:: Data section
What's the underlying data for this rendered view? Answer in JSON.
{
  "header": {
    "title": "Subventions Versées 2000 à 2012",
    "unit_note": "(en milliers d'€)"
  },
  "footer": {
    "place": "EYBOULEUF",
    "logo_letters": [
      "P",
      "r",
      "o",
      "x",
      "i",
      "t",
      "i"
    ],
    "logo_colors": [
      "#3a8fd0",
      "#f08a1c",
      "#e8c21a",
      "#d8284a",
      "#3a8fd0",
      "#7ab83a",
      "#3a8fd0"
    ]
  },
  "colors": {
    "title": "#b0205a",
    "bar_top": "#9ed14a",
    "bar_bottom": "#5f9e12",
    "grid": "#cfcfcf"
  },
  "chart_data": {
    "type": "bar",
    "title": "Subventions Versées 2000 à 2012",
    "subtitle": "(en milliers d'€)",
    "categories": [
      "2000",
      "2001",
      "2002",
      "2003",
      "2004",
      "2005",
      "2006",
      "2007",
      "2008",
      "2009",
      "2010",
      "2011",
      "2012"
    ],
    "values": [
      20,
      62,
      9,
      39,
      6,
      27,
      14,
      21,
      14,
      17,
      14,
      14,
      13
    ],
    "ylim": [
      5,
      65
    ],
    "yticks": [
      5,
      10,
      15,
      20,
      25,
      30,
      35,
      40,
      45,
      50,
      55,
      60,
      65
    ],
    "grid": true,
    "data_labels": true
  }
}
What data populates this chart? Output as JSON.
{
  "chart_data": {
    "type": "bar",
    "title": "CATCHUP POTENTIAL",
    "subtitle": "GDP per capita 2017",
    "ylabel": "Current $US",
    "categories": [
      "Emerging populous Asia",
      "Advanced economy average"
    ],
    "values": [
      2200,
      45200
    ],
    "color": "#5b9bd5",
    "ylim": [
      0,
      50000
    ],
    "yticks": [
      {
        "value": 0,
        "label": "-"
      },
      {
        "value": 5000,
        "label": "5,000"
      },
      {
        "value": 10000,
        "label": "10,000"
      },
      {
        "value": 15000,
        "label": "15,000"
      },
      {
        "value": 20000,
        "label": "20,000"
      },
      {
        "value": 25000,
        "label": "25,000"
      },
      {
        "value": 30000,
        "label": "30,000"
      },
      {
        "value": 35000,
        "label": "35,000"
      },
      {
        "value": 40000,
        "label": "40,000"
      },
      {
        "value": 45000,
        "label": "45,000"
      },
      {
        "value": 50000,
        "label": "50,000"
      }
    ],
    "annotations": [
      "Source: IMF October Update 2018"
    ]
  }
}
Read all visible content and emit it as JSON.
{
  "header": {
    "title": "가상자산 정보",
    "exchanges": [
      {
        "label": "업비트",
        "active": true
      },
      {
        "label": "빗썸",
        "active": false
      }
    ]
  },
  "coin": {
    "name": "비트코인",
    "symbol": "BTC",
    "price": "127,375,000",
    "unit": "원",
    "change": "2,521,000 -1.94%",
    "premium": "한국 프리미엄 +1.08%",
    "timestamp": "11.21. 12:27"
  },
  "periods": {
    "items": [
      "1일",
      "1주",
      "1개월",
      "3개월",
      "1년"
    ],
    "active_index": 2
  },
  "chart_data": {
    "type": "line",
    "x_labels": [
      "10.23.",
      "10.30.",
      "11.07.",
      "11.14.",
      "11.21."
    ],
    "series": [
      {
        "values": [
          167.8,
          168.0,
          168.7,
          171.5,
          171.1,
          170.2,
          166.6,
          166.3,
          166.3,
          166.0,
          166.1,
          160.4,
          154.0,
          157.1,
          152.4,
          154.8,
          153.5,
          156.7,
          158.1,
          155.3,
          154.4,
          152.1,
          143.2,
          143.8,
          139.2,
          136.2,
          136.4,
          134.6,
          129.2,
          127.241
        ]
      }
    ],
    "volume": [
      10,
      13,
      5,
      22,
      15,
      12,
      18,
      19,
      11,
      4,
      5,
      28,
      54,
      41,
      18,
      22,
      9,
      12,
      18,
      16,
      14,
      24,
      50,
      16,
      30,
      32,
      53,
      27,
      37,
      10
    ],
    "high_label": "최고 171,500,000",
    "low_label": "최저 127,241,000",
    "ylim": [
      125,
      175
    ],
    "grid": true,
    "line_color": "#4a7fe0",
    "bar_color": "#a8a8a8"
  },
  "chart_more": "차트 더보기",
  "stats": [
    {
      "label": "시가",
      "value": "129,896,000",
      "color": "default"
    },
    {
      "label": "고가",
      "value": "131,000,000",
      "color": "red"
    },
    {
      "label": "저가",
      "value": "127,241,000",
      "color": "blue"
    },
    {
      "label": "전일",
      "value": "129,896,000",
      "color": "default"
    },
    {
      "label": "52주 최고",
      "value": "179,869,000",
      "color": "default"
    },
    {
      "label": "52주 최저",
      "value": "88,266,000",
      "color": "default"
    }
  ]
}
::::
What is required
Repeat each record exactly, leaving nothing out.

Complete answer
What's the underlying data for this rendered view? Answer in JSON.
{
  "header": {
    "title": "Subventions Versées 2000 à 2012",
    "unit_note": "(en milliers d'€)"
  },
  "footer": {
    "place": "EYBOULEUF",
    "logo_letters": [
      "P",
      "r",
      "o",
      "x",
      "i",
      "t",
      "i"
    ],
    "logo_colors": [
      "#3a8fd0",
      "#f08a1c",
      "#e8c21a",
      "#d8284a",
      "#3a8fd0",
      "#7ab83a",
      "#3a8fd0"
    ]
  },
  "colors": {
    "title": "#b0205a",
    "bar_top": "#9ed14a",
    "bar_bottom": "#5f9e12",
    "grid": "#cfcfcf"
  },
  "chart_data": {
    "type": "bar",
    "title": "Subventions Versées 2000 à 2012",
    "subtitle": "(en milliers d'€)",
    "categories": [
      "2000",
      "2001",
      "2002",
      "2003",
      "2004",
      "2005",
      "2006",
      "2007",
      "2008",
      "2009",
      "2010",
      "2011",
      "2012"
    ],
    "values": [
      20,
      62,
      9,
      39,
      6,
      27,
      14,
      21,
      14,
      17,
      14,
      14,
      13
    ],
    "ylim": [
      5,
      65
    ],
    "yticks": [
      5,
      10,
      15,
      20,
      25,
      30,
      35,
      40,
      45,
      50,
      55,
      60,
      65
    ],
    "grid": true,
    "data_labels": true
  }
}
What data populates this chart? Output as JSON.
{
  "chart_data": {
    "type": "bar",
    "title": "CATCHUP POTENTIAL",
    "subtitle": "GDP per capita 2017",
    "ylabel": "Current $US",
    "categories": [
      "Emerging populous Asia",
      "Advanced economy average"
    ],
    "values": [
      2200,
      45200
    ],
    "color": "#5b9bd5",
    "ylim": [
      0,
      50000
    ],
    "yticks": [
      {
        "value": 0,
        "label": "-"
      },
      {
        "value": 5000,
        "label": "5,000"
      },
      {
        "value": 10000,
        "label": "10,000"
      },
      {
        "value": 15000,
        "label": "15,000"
      },
      {
        "value": 20000,
        "label": "20,000"
      },
      {
        "value": 25000,
        "label": "25,000"
      },
      {
        "value": 30000,
        "label": "30,000"
      },
      {
        "value": 35000,
        "label": "35,000"
      },
      {
        "value": 40000,
        "label": "40,000"
      },
      {
        "value": 45000,
        "label": "45,000"
      },
      {
        "value": 50000,
        "label": "50,000"
      }
    ],
    "annotations": [
      "Source: IMF October Update 2018"
    ]
  }
}
Read all visible content and emit it as JSON.
{
  "header": {
    "title": "가상자산 정보",
    "exchanges": [
      {
        "label": "업비트",
        "active": true
      },
      {
        "label": "빗썸",
        "active": false
      }
    ]
  },
  "coin": {
    "name": "비트코인",
    "symbol": "BTC",
    "price": "127,375,000",
    "unit": "원",
    "change": "2,521,000 -1.94%",
    "premium": "한국 프리미엄 +1.08%",
    "timestamp": "11.21. 12:27"
  },
  "periods": {
    "items": [
      "1일",
      "1주",
      "1개월",
      "3개월",
      "1년"
    ],
    "active_index": 2
  },
  "chart_data": {
    "type": "line",
    "x_labels": [
      "10.23.",
      "10.30.",
      "11.07.",
      "11.14.",
      "11.21."
    ],
    "series": [
      {
        "values": [
          167.8,
          168.0,
          168.7,
          171.5,
          171.1,
          170.2,
          166.6,
          166.3,
          166.3,
          166.0,
          166.1,
          160.4,
          154.0,
          157.1,
          152.4,
          154.8,
          153.5,
          156.7,
          158.1,
          155.3,
          154.4,
          152.1,
          143.2,
          143.8,
          139.2,
          136.2,
          136.4,
          134.6,
          129.2,
          127.241
        ]
      }
    ],
    "volume": [
      10,
      13,
      5,
      22,
      15,
      12,
      18,
      19,
      11,
      4,
      5,
      28,
      54,
      41,
      18,
      22,
      9,
      12,
      18,
      16,
      14,
      24,
      50,
      16,
      30,
      32,
      53,
      27,
      37,
      10
    ],
    "high_label": "최고 171,500,000",
    "low_label": "최저 127,241,000",
    "ylim": [
      125,
      175
    ],
    "grid": true,
    "line_color": "#4a7fe0",
    "bar_color": "#a8a8a8"
  },
  "chart_more": "차트 더보기",
  "stats": [
    {
      "label": "시가",
      "value": "129,896,000",
      "color": "default"
    },
    {
      "label": "고가",
      "value": "131,000,000",
      "color": "red"
    },
    {
      "label": "저가",
      "value": "127,241,000",
      "color": "blue"
    },
    {
      "label": "전일",
      "value": "129,896,000",
      "color": "default"
    },
    {
      "label": "52주 최고",
      "value": "179,869,000",
      "color": "default"
    },
    {
      "label": "52주 최저",
      "value": "88,266,000",
      "color": "default"
    }
  ]
}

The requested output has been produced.